## Written instruction
Type out the complete listing below word for word, without its pictures.

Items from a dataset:
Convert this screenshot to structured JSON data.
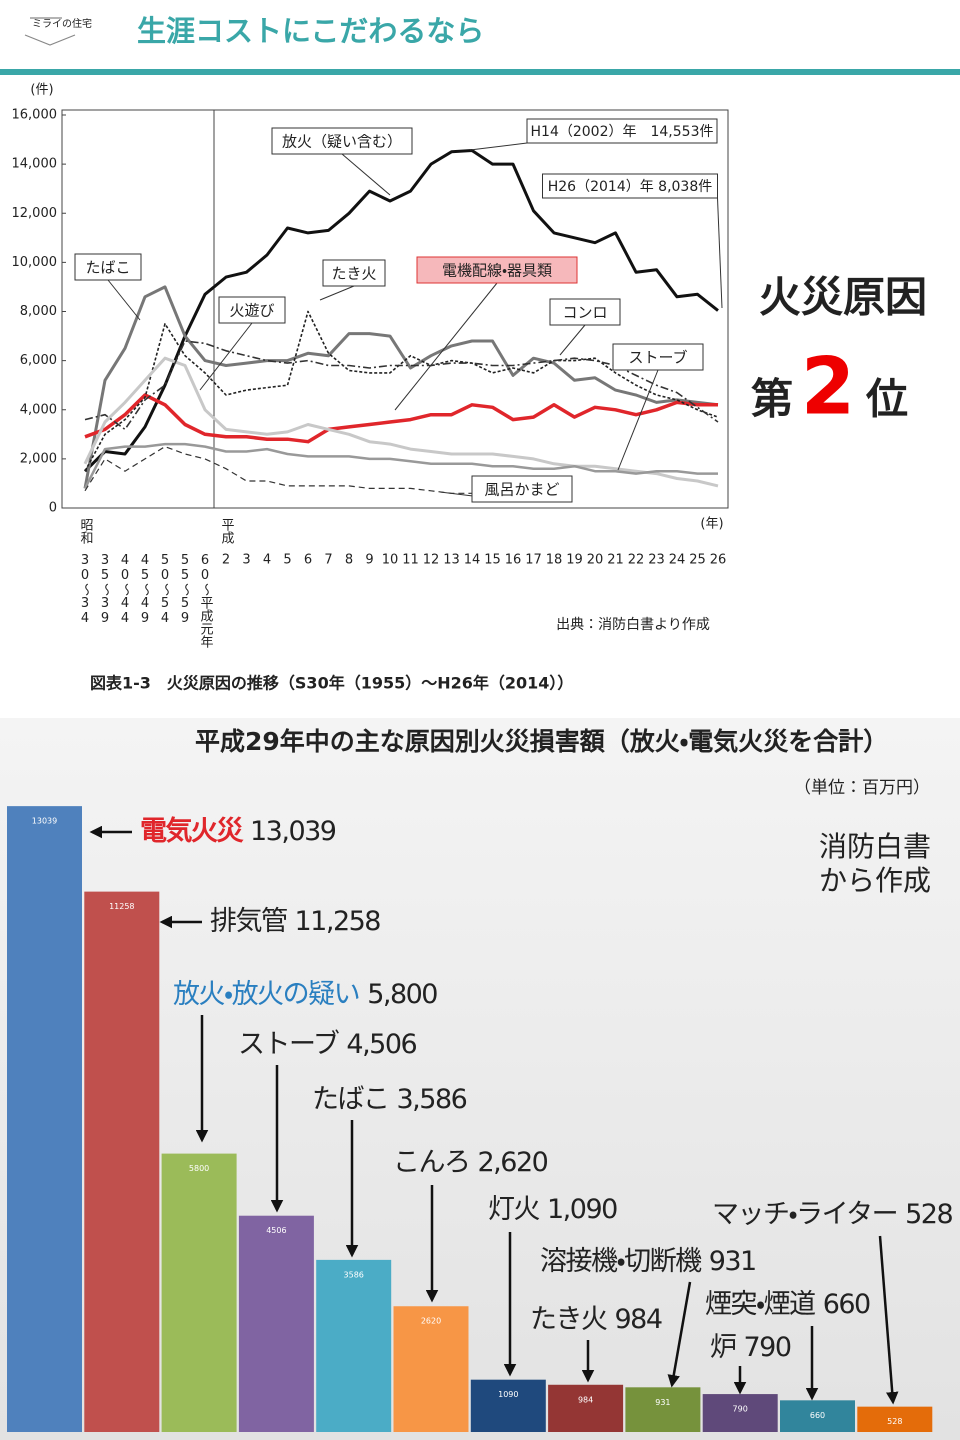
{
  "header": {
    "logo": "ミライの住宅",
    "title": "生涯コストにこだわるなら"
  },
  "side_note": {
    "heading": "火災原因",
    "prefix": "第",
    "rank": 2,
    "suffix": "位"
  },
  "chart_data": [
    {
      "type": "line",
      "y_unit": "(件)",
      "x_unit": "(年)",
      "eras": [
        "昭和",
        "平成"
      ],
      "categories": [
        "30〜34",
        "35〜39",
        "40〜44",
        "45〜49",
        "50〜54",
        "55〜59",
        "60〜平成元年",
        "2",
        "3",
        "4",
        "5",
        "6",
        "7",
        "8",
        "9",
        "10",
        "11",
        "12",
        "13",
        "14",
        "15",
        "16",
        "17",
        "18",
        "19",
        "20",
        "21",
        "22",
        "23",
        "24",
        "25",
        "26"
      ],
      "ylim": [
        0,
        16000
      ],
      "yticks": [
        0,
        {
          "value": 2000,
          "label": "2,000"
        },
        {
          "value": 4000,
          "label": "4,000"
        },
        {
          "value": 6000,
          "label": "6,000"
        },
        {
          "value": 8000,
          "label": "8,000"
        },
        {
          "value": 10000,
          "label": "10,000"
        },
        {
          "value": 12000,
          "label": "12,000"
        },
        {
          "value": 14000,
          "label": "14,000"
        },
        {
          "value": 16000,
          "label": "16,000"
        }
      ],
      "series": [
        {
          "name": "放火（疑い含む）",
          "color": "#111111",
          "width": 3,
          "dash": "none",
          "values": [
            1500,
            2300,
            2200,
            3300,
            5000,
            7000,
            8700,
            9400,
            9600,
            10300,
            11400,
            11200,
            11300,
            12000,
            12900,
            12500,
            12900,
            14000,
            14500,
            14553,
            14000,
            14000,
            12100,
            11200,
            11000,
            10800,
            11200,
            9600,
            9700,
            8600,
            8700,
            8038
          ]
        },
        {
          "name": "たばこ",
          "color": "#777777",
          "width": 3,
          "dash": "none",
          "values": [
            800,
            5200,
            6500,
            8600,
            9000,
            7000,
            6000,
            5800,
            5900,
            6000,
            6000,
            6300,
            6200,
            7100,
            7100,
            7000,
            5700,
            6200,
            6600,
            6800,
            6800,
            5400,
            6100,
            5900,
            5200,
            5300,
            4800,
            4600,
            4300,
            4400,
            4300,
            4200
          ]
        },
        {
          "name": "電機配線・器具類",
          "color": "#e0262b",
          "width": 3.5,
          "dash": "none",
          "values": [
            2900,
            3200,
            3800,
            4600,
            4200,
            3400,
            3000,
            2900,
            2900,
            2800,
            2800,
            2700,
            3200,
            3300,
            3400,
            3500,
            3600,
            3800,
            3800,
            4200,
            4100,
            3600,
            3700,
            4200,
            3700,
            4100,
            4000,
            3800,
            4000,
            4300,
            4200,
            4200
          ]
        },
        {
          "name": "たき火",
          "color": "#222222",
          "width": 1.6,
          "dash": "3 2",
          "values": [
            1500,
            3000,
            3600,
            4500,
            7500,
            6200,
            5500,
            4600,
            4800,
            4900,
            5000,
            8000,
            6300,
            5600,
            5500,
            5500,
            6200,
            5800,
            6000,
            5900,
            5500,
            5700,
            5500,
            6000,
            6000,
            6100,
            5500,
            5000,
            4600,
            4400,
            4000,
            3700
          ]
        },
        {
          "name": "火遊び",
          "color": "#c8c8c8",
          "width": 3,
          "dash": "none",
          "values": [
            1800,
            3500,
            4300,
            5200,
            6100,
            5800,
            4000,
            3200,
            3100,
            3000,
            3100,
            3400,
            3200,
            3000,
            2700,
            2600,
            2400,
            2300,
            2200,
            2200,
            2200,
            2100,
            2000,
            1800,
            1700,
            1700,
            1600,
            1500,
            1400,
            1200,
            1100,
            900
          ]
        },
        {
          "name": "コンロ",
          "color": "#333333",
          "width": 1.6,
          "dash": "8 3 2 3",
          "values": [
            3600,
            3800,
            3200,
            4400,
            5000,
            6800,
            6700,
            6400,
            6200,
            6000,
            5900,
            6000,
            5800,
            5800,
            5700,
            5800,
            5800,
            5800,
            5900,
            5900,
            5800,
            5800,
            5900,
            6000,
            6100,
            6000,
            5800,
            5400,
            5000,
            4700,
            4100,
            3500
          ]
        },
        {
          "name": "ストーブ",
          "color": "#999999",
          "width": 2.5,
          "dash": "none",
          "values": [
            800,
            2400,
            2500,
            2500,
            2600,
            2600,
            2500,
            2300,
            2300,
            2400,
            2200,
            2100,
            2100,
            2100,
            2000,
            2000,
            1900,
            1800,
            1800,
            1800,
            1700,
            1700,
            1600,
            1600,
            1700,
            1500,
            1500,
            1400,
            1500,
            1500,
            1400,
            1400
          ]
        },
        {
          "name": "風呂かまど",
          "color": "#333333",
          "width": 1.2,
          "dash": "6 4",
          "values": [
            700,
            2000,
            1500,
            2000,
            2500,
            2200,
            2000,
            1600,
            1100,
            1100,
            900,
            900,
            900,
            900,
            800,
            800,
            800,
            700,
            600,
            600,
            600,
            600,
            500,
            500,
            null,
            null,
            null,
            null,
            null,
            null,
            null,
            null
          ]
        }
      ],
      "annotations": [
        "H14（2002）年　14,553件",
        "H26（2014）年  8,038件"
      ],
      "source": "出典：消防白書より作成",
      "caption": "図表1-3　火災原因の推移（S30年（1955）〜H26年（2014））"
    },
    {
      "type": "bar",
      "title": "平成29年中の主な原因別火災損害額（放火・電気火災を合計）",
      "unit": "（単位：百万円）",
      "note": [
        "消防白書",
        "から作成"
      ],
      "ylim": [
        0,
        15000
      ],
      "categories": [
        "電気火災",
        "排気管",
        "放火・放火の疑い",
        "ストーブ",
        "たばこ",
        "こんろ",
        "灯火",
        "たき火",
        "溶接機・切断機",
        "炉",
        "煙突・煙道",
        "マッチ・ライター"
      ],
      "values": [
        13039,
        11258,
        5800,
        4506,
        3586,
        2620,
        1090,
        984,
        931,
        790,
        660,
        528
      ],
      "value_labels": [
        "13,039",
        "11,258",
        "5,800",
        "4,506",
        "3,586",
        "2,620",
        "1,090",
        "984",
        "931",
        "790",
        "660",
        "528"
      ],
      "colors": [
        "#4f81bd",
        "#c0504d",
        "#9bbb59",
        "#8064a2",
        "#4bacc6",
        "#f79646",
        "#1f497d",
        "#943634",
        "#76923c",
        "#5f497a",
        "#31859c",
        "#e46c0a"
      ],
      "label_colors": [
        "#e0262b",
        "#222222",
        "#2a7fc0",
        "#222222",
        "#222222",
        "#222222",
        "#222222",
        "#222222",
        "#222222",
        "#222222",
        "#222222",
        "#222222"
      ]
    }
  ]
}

## Worked solution
Convert this screenshot to structured JSON data.
{
  "header": {
    "logo": "ミライの住宅",
    "title": "生涯コストにこだわるなら"
  },
  "side_note": {
    "heading": "火災原因",
    "prefix": "第",
    "rank": 2,
    "suffix": "位"
  },
  "chart_data": [
    {
      "type": "line",
      "y_unit": "(件)",
      "x_unit": "(年)",
      "eras": [
        "昭和",
        "平成"
      ],
      "categories": [
        "30〜34",
        "35〜39",
        "40〜44",
        "45〜49",
        "50〜54",
        "55〜59",
        "60〜平成元年",
        "2",
        "3",
        "4",
        "5",
        "6",
        "7",
        "8",
        "9",
        "10",
        "11",
        "12",
        "13",
        "14",
        "15",
        "16",
        "17",
        "18",
        "19",
        "20",
        "21",
        "22",
        "23",
        "24",
        "25",
        "26"
      ],
      "ylim": [
        0,
        16000
      ],
      "yticks": [
        0,
        {
          "value": 2000,
          "label": "2,000"
        },
        {
          "value": 4000,
          "label": "4,000"
        },
        {
          "value": 6000,
          "label": "6,000"
        },
        {
          "value": 8000,
          "label": "8,000"
        },
        {
          "value": 10000,
          "label": "10,000"
        },
        {
          "value": 12000,
          "label": "12,000"
        },
        {
          "value": 14000,
          "label": "14,000"
        },
        {
          "value": 16000,
          "label": "16,000"
        }
      ],
      "series": [
        {
          "name": "放火（疑い含む）",
          "color": "#111111",
          "width": 3,
          "dash": "none",
          "values": [
            1500,
            2300,
            2200,
            3300,
            5000,
            7000,
            8700,
            9400,
            9600,
            10300,
            11400,
            11200,
            11300,
            12000,
            12900,
            12500,
            12900,
            14000,
            14500,
            14553,
            14000,
            14000,
            12100,
            11200,
            11000,
            10800,
            11200,
            9600,
            9700,
            8600,
            8700,
            8038
          ]
        },
        {
          "name": "たばこ",
          "color": "#777777",
          "width": 3,
          "dash": "none",
          "values": [
            800,
            5200,
            6500,
            8600,
            9000,
            7000,
            6000,
            5800,
            5900,
            6000,
            6000,
            6300,
            6200,
            7100,
            7100,
            7000,
            5700,
            6200,
            6600,
            6800,
            6800,
            5400,
            6100,
            5900,
            5200,
            5300,
            4800,
            4600,
            4300,
            4400,
            4300,
            4200
          ]
        },
        {
          "name": "電機配線・器具類",
          "color": "#e0262b",
          "width": 3.5,
          "dash": "none",
          "values": [
            2900,
            3200,
            3800,
            4600,
            4200,
            3400,
            3000,
            2900,
            2900,
            2800,
            2800,
            2700,
            3200,
            3300,
            3400,
            3500,
            3600,
            3800,
            3800,
            4200,
            4100,
            3600,
            3700,
            4200,
            3700,
            4100,
            4000,
            3800,
            4000,
            4300,
            4200,
            4200
          ]
        },
        {
          "name": "たき火",
          "color": "#222222",
          "width": 1.6,
          "dash": "3 2",
          "values": [
            1500,
            3000,
            3600,
            4500,
            7500,
            6200,
            5500,
            4600,
            4800,
            4900,
            5000,
            8000,
            6300,
            5600,
            5500,
            5500,
            6200,
            5800,
            6000,
            5900,
            5500,
            5700,
            5500,
            6000,
            6000,
            6100,
            5500,
            5000,
            4600,
            4400,
            4000,
            3700
          ]
        },
        {
          "name": "火遊び",
          "color": "#c8c8c8",
          "width": 3,
          "dash": "none",
          "values": [
            1800,
            3500,
            4300,
            5200,
            6100,
            5800,
            4000,
            3200,
            3100,
            3000,
            3100,
            3400,
            3200,
            3000,
            2700,
            2600,
            2400,
            2300,
            2200,
            2200,
            2200,
            2100,
            2000,
            1800,
            1700,
            1700,
            1600,
            1500,
            1400,
            1200,
            1100,
            900
          ]
        },
        {
          "name": "コンロ",
          "color": "#333333",
          "width": 1.6,
          "dash": "8 3 2 3",
          "values": [
            3600,
            3800,
            3200,
            4400,
            5000,
            6800,
            6700,
            6400,
            6200,
            6000,
            5900,
            6000,
            5800,
            5800,
            5700,
            5800,
            5800,
            5800,
            5900,
            5900,
            5800,
            5800,
            5900,
            6000,
            6100,
            6000,
            5800,
            5400,
            5000,
            4700,
            4100,
            3500
          ]
        },
        {
          "name": "ストーブ",
          "color": "#999999",
          "width": 2.5,
          "dash": "none",
          "values": [
            800,
            2400,
            2500,
            2500,
            2600,
            2600,
            2500,
            2300,
            2300,
            2400,
            2200,
            2100,
            2100,
            2100,
            2000,
            2000,
            1900,
            1800,
            1800,
            1800,
            1700,
            1700,
            1600,
            1600,
            1700,
            1500,
            1500,
            1400,
            1500,
            1500,
            1400,
            1400
          ]
        },
        {
          "name": "風呂かまど",
          "color": "#333333",
          "width": 1.2,
          "dash": "6 4",
          "values": [
            700,
            2000,
            1500,
            2000,
            2500,
            2200,
            2000,
            1600,
            1100,
            1100,
            900,
            900,
            900,
            900,
            800,
            800,
            800,
            700,
            600,
            600,
            600,
            600,
            500,
            500,
            null,
            null,
            null,
            null,
            null,
            null,
            null,
            null
          ]
        }
      ],
      "annotations": [
        "H14（2002）年　14,553件",
        "H26（2014）年  8,038件"
      ],
      "source": "出典：消防白書より作成",
      "caption": "図表1-3　火災原因の推移（S30年（1955）〜H26年（2014））"
    },
    {
      "type": "bar",
      "title": "平成29年中の主な原因別火災損害額（放火・電気火災を合計）",
      "unit": "（単位：百万円）",
      "note": [
        "消防白書",
        "から作成"
      ],
      "ylim": [
        0,
        15000
      ],
      "categories": [
        "電気火災",
        "排気管",
        "放火・放火の疑い",
        "ストーブ",
        "たばこ",
        "こんろ",
        "灯火",
        "たき火",
        "溶接機・切断機",
        "炉",
        "煙突・煙道",
        "マッチ・ライター"
      ],
      "values": [
        13039,
        11258,
        5800,
        4506,
        3586,
        2620,
        1090,
        984,
        931,
        790,
        660,
        528
      ],
      "value_labels": [
        "13,039",
        "11,258",
        "5,800",
        "4,506",
        "3,586",
        "2,620",
        "1,090",
        "984",
        "931",
        "790",
        "660",
        "528"
      ],
      "colors": [
        "#4f81bd",
        "#c0504d",
        "#9bbb59",
        "#8064a2",
        "#4bacc6",
        "#f79646",
        "#1f497d",
        "#943634",
        "#76923c",
        "#5f497a",
        "#31859c",
        "#e46c0a"
      ],
      "label_colors": [
        "#e0262b",
        "#222222",
        "#2a7fc0",
        "#222222",
        "#222222",
        "#222222",
        "#222222",
        "#222222",
        "#222222",
        "#222222",
        "#222222",
        "#222222"
      ]
    }
  ]
}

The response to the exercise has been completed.